= THE PROBLEM =
In the copy, include every entry exactly but none of the pictures.

(Dataset excerpt)
>> Begin

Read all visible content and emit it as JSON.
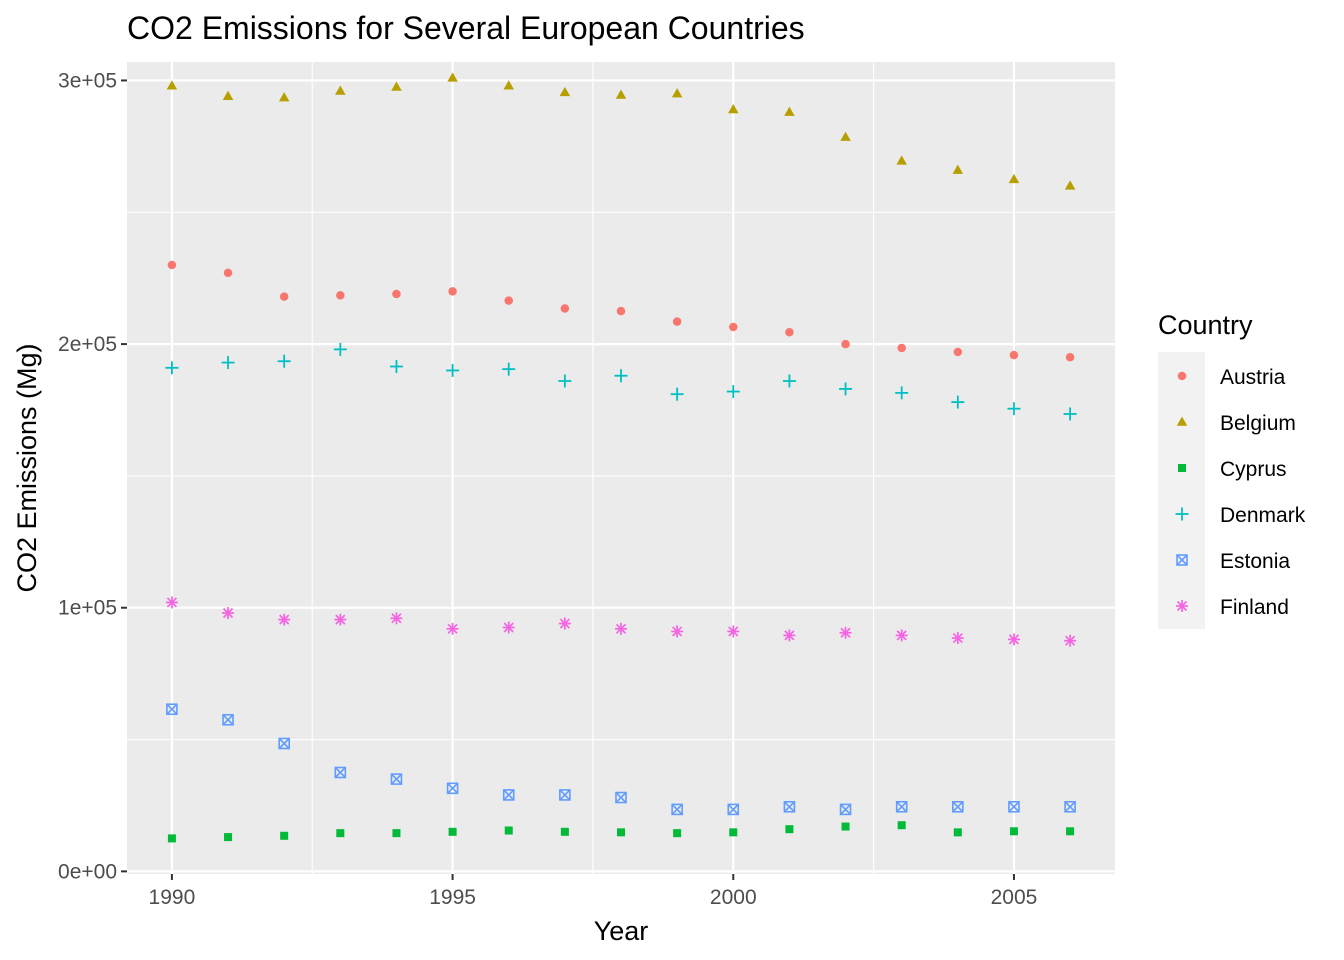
{
  "chart_data": {
    "type": "scatter",
    "title": "CO2 Emissions for Several European Countries",
    "xlabel": "Year",
    "ylabel": "CO2 Emissions (Mg)",
    "xlim": [
      1989.2,
      2006.8
    ],
    "ylim": [
      -1000,
      307000
    ],
    "x_ticks": [
      1990,
      1995,
      2000,
      2005
    ],
    "x_tick_labels": [
      "1990",
      "1995",
      "2000",
      "2005"
    ],
    "y_ticks": [
      0,
      100000,
      200000,
      300000
    ],
    "y_tick_labels": [
      "0e+00",
      "1e+05",
      "2e+05",
      "3e+05"
    ],
    "grid": true,
    "legend": {
      "title": "Country",
      "position": "right"
    },
    "x": [
      1990,
      1991,
      1992,
      1993,
      1994,
      1995,
      1996,
      1997,
      1998,
      1999,
      2000,
      2001,
      2002,
      2003,
      2004,
      2005,
      2006
    ],
    "series": [
      {
        "name": "Austria",
        "color": "#F8766D",
        "shape": "circle",
        "values": [
          230000,
          227000,
          218000,
          218500,
          219000,
          220000,
          216500,
          213500,
          212500,
          208500,
          206500,
          204500,
          200000,
          198500,
          197000,
          195800,
          195000
        ]
      },
      {
        "name": "Belgium",
        "color": "#B79F00",
        "shape": "triangle",
        "values": [
          298000,
          294000,
          293500,
          296000,
          297500,
          301000,
          298000,
          295500,
          294500,
          295000,
          289000,
          288000,
          278500,
          269500,
          266000,
          262500,
          260000
        ]
      },
      {
        "name": "Cyprus",
        "color": "#00BA38",
        "shape": "square",
        "values": [
          12500,
          13000,
          13500,
          14500,
          14500,
          15000,
          15500,
          15000,
          14800,
          14500,
          14800,
          16000,
          17000,
          17500,
          14800,
          15200,
          15200
        ]
      },
      {
        "name": "Denmark",
        "color": "#00BFC4",
        "shape": "plus",
        "values": [
          191000,
          193000,
          193500,
          198000,
          191500,
          190000,
          190500,
          186000,
          188000,
          181000,
          182000,
          186000,
          183000,
          181500,
          178000,
          175500,
          173500
        ]
      },
      {
        "name": "Estonia",
        "color": "#619CFF",
        "shape": "square-x",
        "values": [
          61500,
          57500,
          48500,
          37500,
          35000,
          31500,
          29000,
          29000,
          28000,
          23500,
          23500,
          24500,
          23500,
          24500,
          24500,
          24500,
          24500
        ]
      },
      {
        "name": "Finland",
        "color": "#F564E3",
        "shape": "asterisk",
        "values": [
          102000,
          98000,
          95500,
          95500,
          96000,
          92000,
          92500,
          94000,
          92000,
          91000,
          91000,
          89500,
          90500,
          89500,
          88500,
          88000,
          87500
        ]
      }
    ]
  }
}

>> End

= TASK SOLUTION =
Read all visible content and emit it as JSON.
{
  "chart_data": {
    "type": "scatter",
    "title": "CO2 Emissions for Several European Countries",
    "xlabel": "Year",
    "ylabel": "CO2 Emissions (Mg)",
    "xlim": [
      1989.2,
      2006.8
    ],
    "ylim": [
      -1000,
      307000
    ],
    "x_ticks": [
      1990,
      1995,
      2000,
      2005
    ],
    "x_tick_labels": [
      "1990",
      "1995",
      "2000",
      "2005"
    ],
    "y_ticks": [
      0,
      100000,
      200000,
      300000
    ],
    "y_tick_labels": [
      "0e+00",
      "1e+05",
      "2e+05",
      "3e+05"
    ],
    "grid": true,
    "legend": {
      "title": "Country",
      "position": "right"
    },
    "x": [
      1990,
      1991,
      1992,
      1993,
      1994,
      1995,
      1996,
      1997,
      1998,
      1999,
      2000,
      2001,
      2002,
      2003,
      2004,
      2005,
      2006
    ],
    "series": [
      {
        "name": "Austria",
        "color": "#F8766D",
        "shape": "circle",
        "values": [
          230000,
          227000,
          218000,
          218500,
          219000,
          220000,
          216500,
          213500,
          212500,
          208500,
          206500,
          204500,
          200000,
          198500,
          197000,
          195800,
          195000
        ]
      },
      {
        "name": "Belgium",
        "color": "#B79F00",
        "shape": "triangle",
        "values": [
          298000,
          294000,
          293500,
          296000,
          297500,
          301000,
          298000,
          295500,
          294500,
          295000,
          289000,
          288000,
          278500,
          269500,
          266000,
          262500,
          260000
        ]
      },
      {
        "name": "Cyprus",
        "color": "#00BA38",
        "shape": "square",
        "values": [
          12500,
          13000,
          13500,
          14500,
          14500,
          15000,
          15500,
          15000,
          14800,
          14500,
          14800,
          16000,
          17000,
          17500,
          14800,
          15200,
          15200
        ]
      },
      {
        "name": "Denmark",
        "color": "#00BFC4",
        "shape": "plus",
        "values": [
          191000,
          193000,
          193500,
          198000,
          191500,
          190000,
          190500,
          186000,
          188000,
          181000,
          182000,
          186000,
          183000,
          181500,
          178000,
          175500,
          173500
        ]
      },
      {
        "name": "Estonia",
        "color": "#619CFF",
        "shape": "square-x",
        "values": [
          61500,
          57500,
          48500,
          37500,
          35000,
          31500,
          29000,
          29000,
          28000,
          23500,
          23500,
          24500,
          23500,
          24500,
          24500,
          24500,
          24500
        ]
      },
      {
        "name": "Finland",
        "color": "#F564E3",
        "shape": "asterisk",
        "values": [
          102000,
          98000,
          95500,
          95500,
          96000,
          92000,
          92500,
          94000,
          92000,
          91000,
          91000,
          89500,
          90500,
          89500,
          88500,
          88000,
          87500
        ]
      }
    ]
  }
}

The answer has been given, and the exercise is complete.